__INPUT__.
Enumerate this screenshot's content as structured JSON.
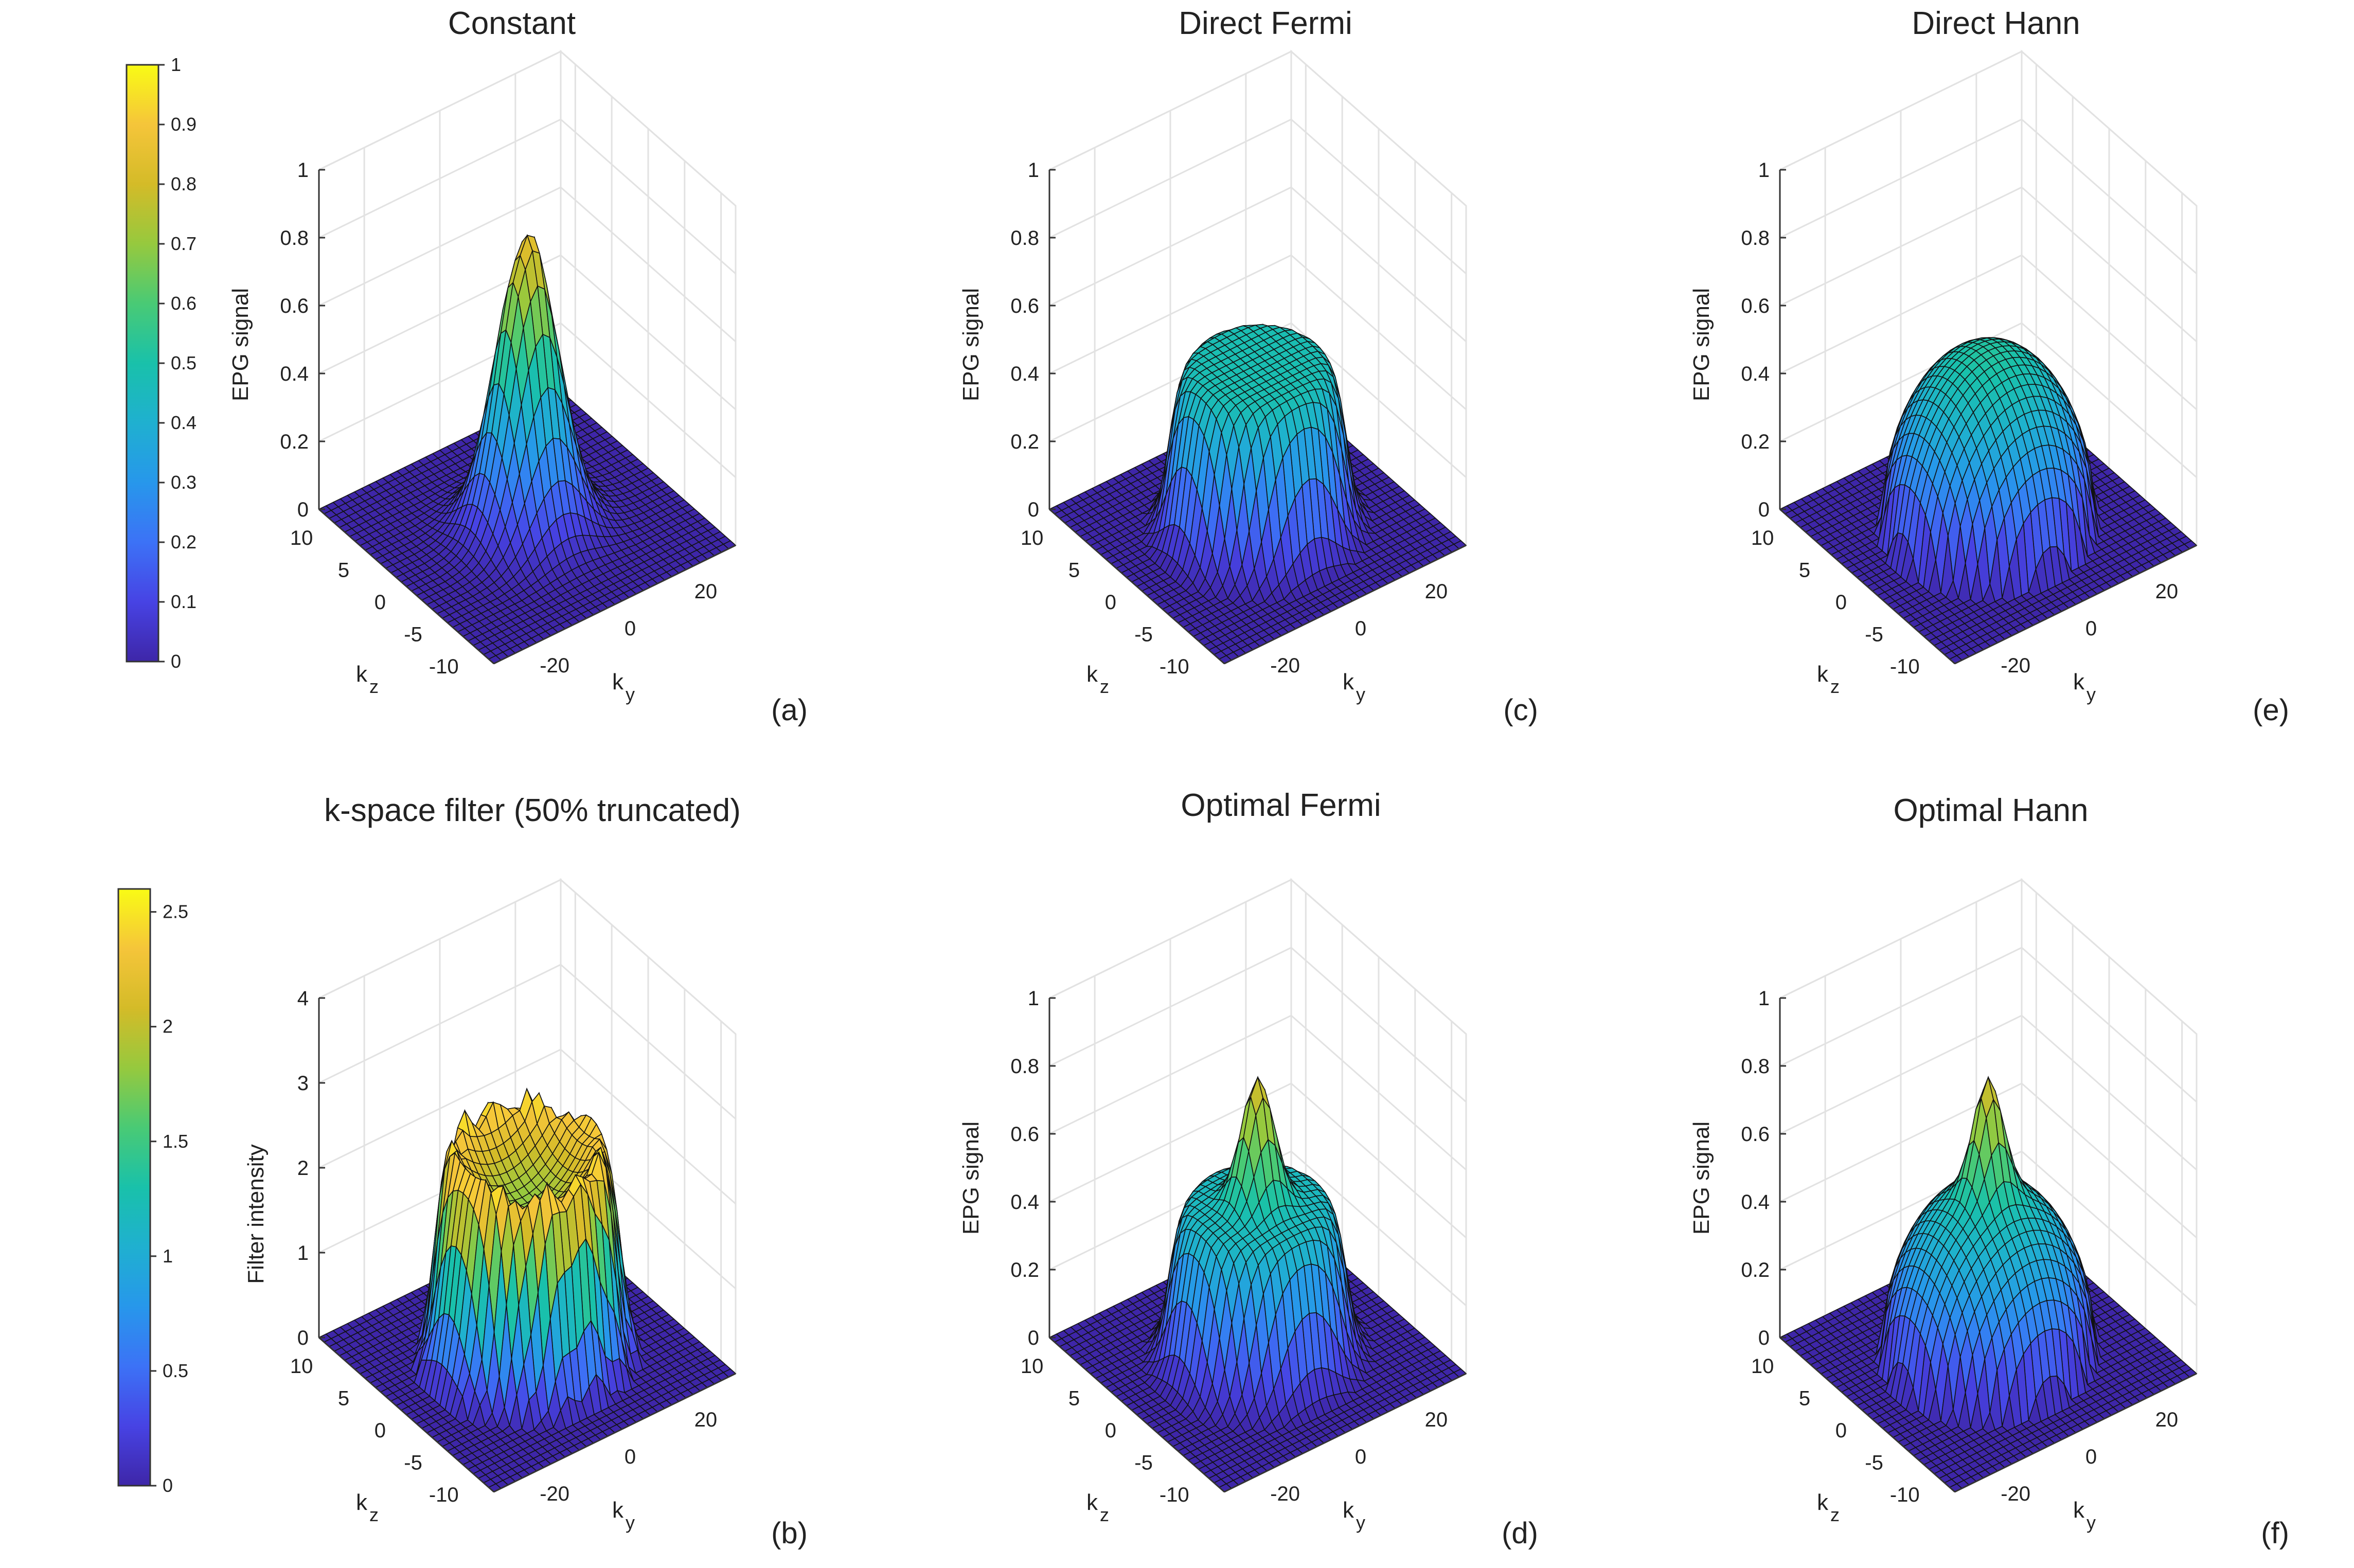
{
  "figure": {
    "colorbars": [
      {
        "ticks": [
          "0",
          "0.1",
          "0.2",
          "0.3",
          "0.4",
          "0.5",
          "0.6",
          "0.7",
          "0.8",
          "0.9",
          "1"
        ],
        "min": 0,
        "max": 1
      },
      {
        "ticks": [
          "0",
          "0.5",
          "1",
          "1.5",
          "2",
          "2.5"
        ],
        "min": 0,
        "max": 2.6
      }
    ],
    "colormap": [
      "#3e26a8",
      "#4743e4",
      "#3c72f6",
      "#2797eb",
      "#1fb0d0",
      "#19c1aa",
      "#49ca75",
      "#96c93e",
      "#d4bb28",
      "#f5c53a",
      "#f9fb15"
    ]
  },
  "chart_data": [
    {
      "type": "surface",
      "title": "Constant",
      "panel_label": "(a)",
      "zlabel": "EPG signal",
      "xlabel": "k",
      "xlabel_sub": "y",
      "ylabel": "k",
      "ylabel_sub": "z",
      "zlim": [
        0,
        1
      ],
      "z_ticks": [
        "0",
        "0.2",
        "0.4",
        "0.6",
        "0.8",
        "1"
      ],
      "ky_ticks": [
        "-20",
        "0",
        "20"
      ],
      "kz_ticks": [
        "-10",
        "-5",
        "0",
        "5",
        "10"
      ],
      "ky_range": [
        -32,
        32
      ],
      "kz_range": [
        -12,
        12
      ],
      "profile": "gaussian",
      "peak": 0.86,
      "support_radius": 0.75,
      "grid": true
    },
    {
      "type": "surface",
      "title": "k-space filter (50% truncated)",
      "panel_label": "(b)",
      "zlabel": "Filter intensity",
      "xlabel": "k",
      "xlabel_sub": "y",
      "ylabel": "k",
      "ylabel_sub": "z",
      "zlim": [
        0,
        4
      ],
      "z_ticks": [
        "0",
        "1",
        "2",
        "3",
        "4"
      ],
      "ky_ticks": [
        "-20",
        "0",
        "20"
      ],
      "kz_ticks": [
        "-10",
        "-5",
        "0",
        "5",
        "10"
      ],
      "ky_range": [
        -32,
        32
      ],
      "kz_range": [
        -12,
        12
      ],
      "profile": "bowl",
      "peak": 2.6,
      "center": 1.8,
      "support_radius": 0.75,
      "grid": true
    },
    {
      "type": "surface",
      "title": "Direct Fermi",
      "panel_label": "(c)",
      "zlabel": "EPG signal",
      "xlabel": "k",
      "xlabel_sub": "y",
      "ylabel": "k",
      "ylabel_sub": "z",
      "zlim": [
        0,
        1
      ],
      "z_ticks": [
        "0",
        "0.2",
        "0.4",
        "0.6",
        "0.8",
        "1"
      ],
      "ky_ticks": [
        "-20",
        "0",
        "20"
      ],
      "kz_ticks": [
        "-10",
        "-5",
        "0",
        "5",
        "10"
      ],
      "ky_range": [
        -32,
        32
      ],
      "kz_range": [
        -12,
        12
      ],
      "profile": "plateau",
      "peak": 0.48,
      "support_radius": 0.75,
      "grid": true
    },
    {
      "type": "surface",
      "title": "Optimal Fermi",
      "panel_label": "(d)",
      "zlabel": "EPG signal",
      "xlabel": "k",
      "xlabel_sub": "y",
      "ylabel": "k",
      "ylabel_sub": "z",
      "zlim": [
        0,
        1
      ],
      "z_ticks": [
        "0",
        "0.2",
        "0.4",
        "0.6",
        "0.8",
        "1"
      ],
      "ky_ticks": [
        "-20",
        "0",
        "20"
      ],
      "kz_ticks": [
        "-10",
        "-5",
        "0",
        "5",
        "10"
      ],
      "ky_range": [
        -32,
        32
      ],
      "kz_range": [
        -12,
        12
      ],
      "profile": "plateau_spike",
      "peak": 0.82,
      "base": 0.45,
      "support_radius": 0.75,
      "grid": true
    },
    {
      "type": "surface",
      "title": "Direct Hann",
      "panel_label": "(e)",
      "zlabel": "EPG signal",
      "xlabel": "k",
      "xlabel_sub": "y",
      "ylabel": "k",
      "ylabel_sub": "z",
      "zlim": [
        0,
        1
      ],
      "z_ticks": [
        "0",
        "0.2",
        "0.4",
        "0.6",
        "0.8",
        "1"
      ],
      "ky_ticks": [
        "-20",
        "0",
        "20"
      ],
      "kz_ticks": [
        "-10",
        "-5",
        "0",
        "5",
        "10"
      ],
      "ky_range": [
        -32,
        32
      ],
      "kz_range": [
        -12,
        12
      ],
      "profile": "dome",
      "peak": 0.52,
      "support_radius": 0.75,
      "grid": true
    },
    {
      "type": "surface",
      "title": "Optimal Hann",
      "panel_label": "(f)",
      "zlabel": "EPG signal",
      "xlabel": "k",
      "xlabel_sub": "y",
      "ylabel": "k",
      "ylabel_sub": "z",
      "zlim": [
        0,
        1
      ],
      "z_ticks": [
        "0",
        "0.2",
        "0.4",
        "0.6",
        "0.8",
        "1"
      ],
      "ky_ticks": [
        "-20",
        "0",
        "20"
      ],
      "kz_ticks": [
        "-10",
        "-5",
        "0",
        "5",
        "10"
      ],
      "ky_range": [
        -32,
        32
      ],
      "kz_range": [
        -12,
        12
      ],
      "profile": "dome_spike",
      "peak": 0.82,
      "base": 0.5,
      "support_radius": 0.75,
      "grid": true
    }
  ]
}
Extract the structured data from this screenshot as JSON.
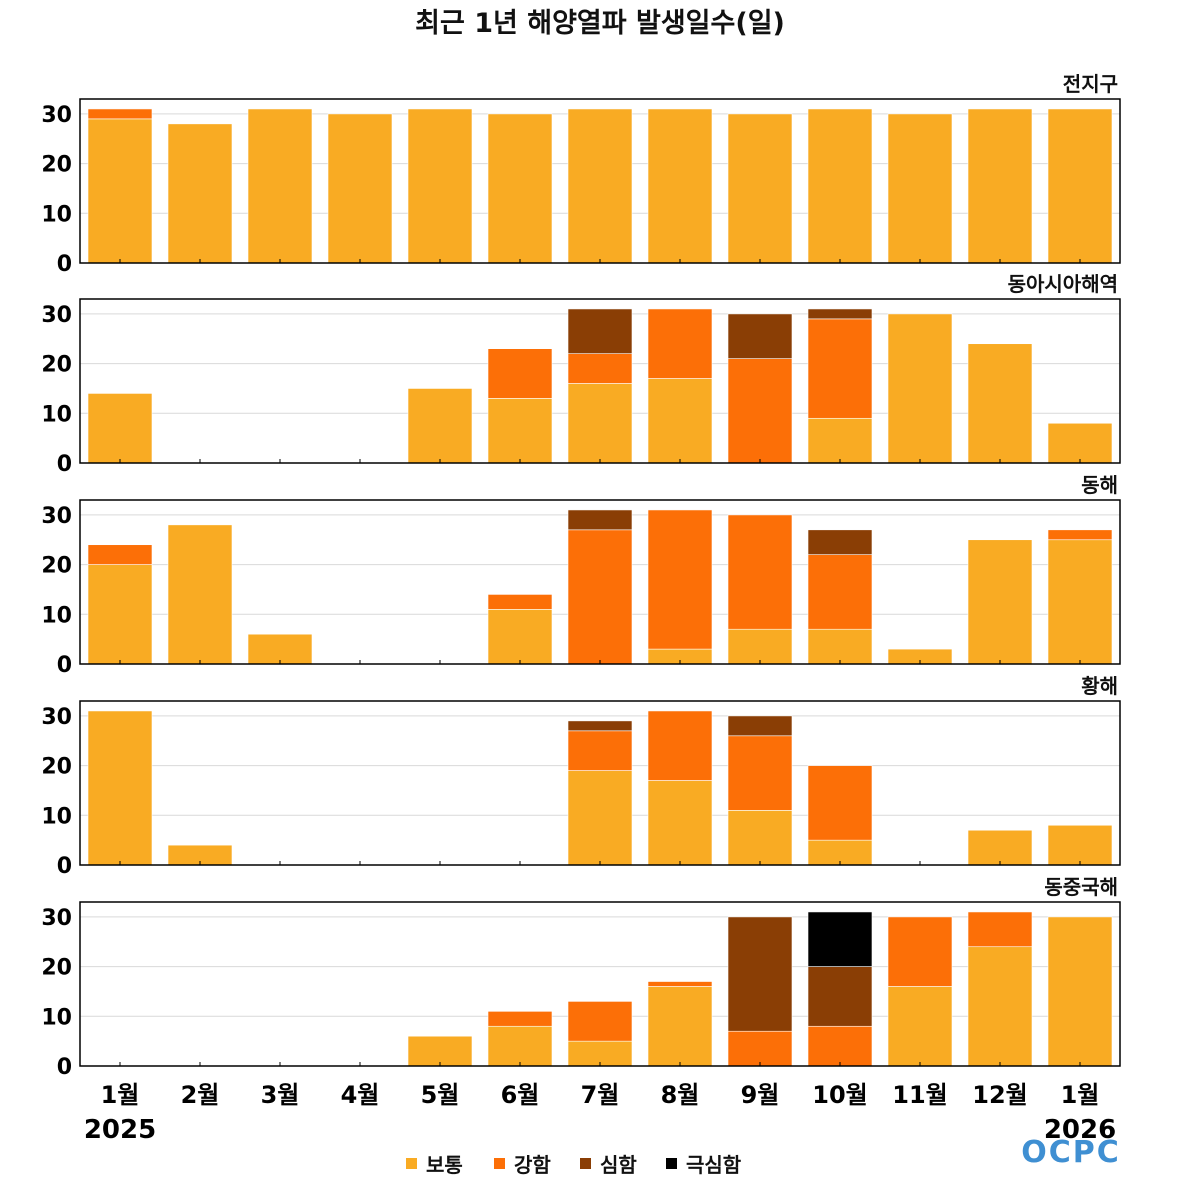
{
  "chart_data": {
    "type": "bar",
    "stacked": true,
    "title": "최근 1년 해양열파 발생일수(일)",
    "categories": [
      "1월",
      "2월",
      "3월",
      "4월",
      "5월",
      "6월",
      "7월",
      "8월",
      "9월",
      "10월",
      "11월",
      "12월",
      "1월"
    ],
    "year_labels": {
      "start": "2025",
      "end": "2026"
    },
    "ylim": [
      0,
      33
    ],
    "yticks": [
      "0",
      "10",
      "20",
      "30"
    ],
    "grid": true,
    "legend_position": "bottom",
    "series_styles": [
      {
        "name": "보통",
        "color": "#F9AB23"
      },
      {
        "name": "강함",
        "color": "#FC6F07"
      },
      {
        "name": "심함",
        "color": "#8A3E05"
      },
      {
        "name": "극심함",
        "color": "#000000"
      }
    ],
    "panels": [
      {
        "title": "전지구",
        "series": [
          {
            "name": "보통",
            "values": [
              29,
              28,
              31,
              30,
              31,
              30,
              31,
              31,
              30,
              31,
              30,
              31,
              31
            ]
          },
          {
            "name": "강함",
            "values": [
              2,
              0,
              0,
              0,
              0,
              0,
              0,
              0,
              0,
              0,
              0,
              0,
              0
            ]
          },
          {
            "name": "심함",
            "values": [
              0,
              0,
              0,
              0,
              0,
              0,
              0,
              0,
              0,
              0,
              0,
              0,
              0
            ]
          },
          {
            "name": "극심함",
            "values": [
              0,
              0,
              0,
              0,
              0,
              0,
              0,
              0,
              0,
              0,
              0,
              0,
              0
            ]
          }
        ]
      },
      {
        "title": "동아시아해역",
        "series": [
          {
            "name": "보통",
            "values": [
              14,
              0,
              0,
              0,
              15,
              13,
              16,
              17,
              0,
              9,
              30,
              24,
              8
            ]
          },
          {
            "name": "강함",
            "values": [
              0,
              0,
              0,
              0,
              0,
              10,
              6,
              14,
              21,
              20,
              0,
              0,
              0
            ]
          },
          {
            "name": "심함",
            "values": [
              0,
              0,
              0,
              0,
              0,
              0,
              9,
              0,
              9,
              2,
              0,
              0,
              0
            ]
          },
          {
            "name": "극심함",
            "values": [
              0,
              0,
              0,
              0,
              0,
              0,
              0,
              0,
              0,
              0,
              0,
              0,
              0
            ]
          }
        ]
      },
      {
        "title": "동해",
        "series": [
          {
            "name": "보통",
            "values": [
              20,
              28,
              6,
              0,
              0,
              11,
              0,
              3,
              7,
              7,
              3,
              25,
              25
            ]
          },
          {
            "name": "강함",
            "values": [
              4,
              0,
              0,
              0,
              0,
              3,
              27,
              28,
              23,
              15,
              0,
              0,
              2
            ]
          },
          {
            "name": "심함",
            "values": [
              0,
              0,
              0,
              0,
              0,
              0,
              4,
              0,
              0,
              5,
              0,
              0,
              0
            ]
          },
          {
            "name": "극심함",
            "values": [
              0,
              0,
              0,
              0,
              0,
              0,
              0,
              0,
              0,
              0,
              0,
              0,
              0
            ]
          }
        ]
      },
      {
        "title": "황해",
        "series": [
          {
            "name": "보통",
            "values": [
              31,
              4,
              0,
              0,
              0,
              0,
              19,
              17,
              11,
              5,
              0,
              7,
              8
            ]
          },
          {
            "name": "강함",
            "values": [
              0,
              0,
              0,
              0,
              0,
              0,
              8,
              14,
              15,
              15,
              0,
              0,
              0
            ]
          },
          {
            "name": "심함",
            "values": [
              0,
              0,
              0,
              0,
              0,
              0,
              2,
              0,
              4,
              0,
              0,
              0,
              0
            ]
          },
          {
            "name": "극심함",
            "values": [
              0,
              0,
              0,
              0,
              0,
              0,
              0,
              0,
              0,
              0,
              0,
              0,
              0
            ]
          }
        ]
      },
      {
        "title": "동중국해",
        "series": [
          {
            "name": "보통",
            "values": [
              0,
              0,
              0,
              0,
              6,
              8,
              5,
              16,
              0,
              0,
              16,
              24,
              30
            ]
          },
          {
            "name": "강함",
            "values": [
              0,
              0,
              0,
              0,
              0,
              3,
              8,
              1,
              7,
              8,
              14,
              7,
              0
            ]
          },
          {
            "name": "심함",
            "values": [
              0,
              0,
              0,
              0,
              0,
              0,
              0,
              0,
              23,
              12,
              0,
              0,
              0
            ]
          },
          {
            "name": "극심함",
            "values": [
              0,
              0,
              0,
              0,
              0,
              0,
              0,
              0,
              0,
              11,
              0,
              0,
              0
            ]
          }
        ]
      }
    ]
  },
  "logo_text": "OCPC"
}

__EXERCISE__.
Within the listing, how many lines hold the word "JSON"? Only the number is to be given.

__OUTPUT BELOW__.
2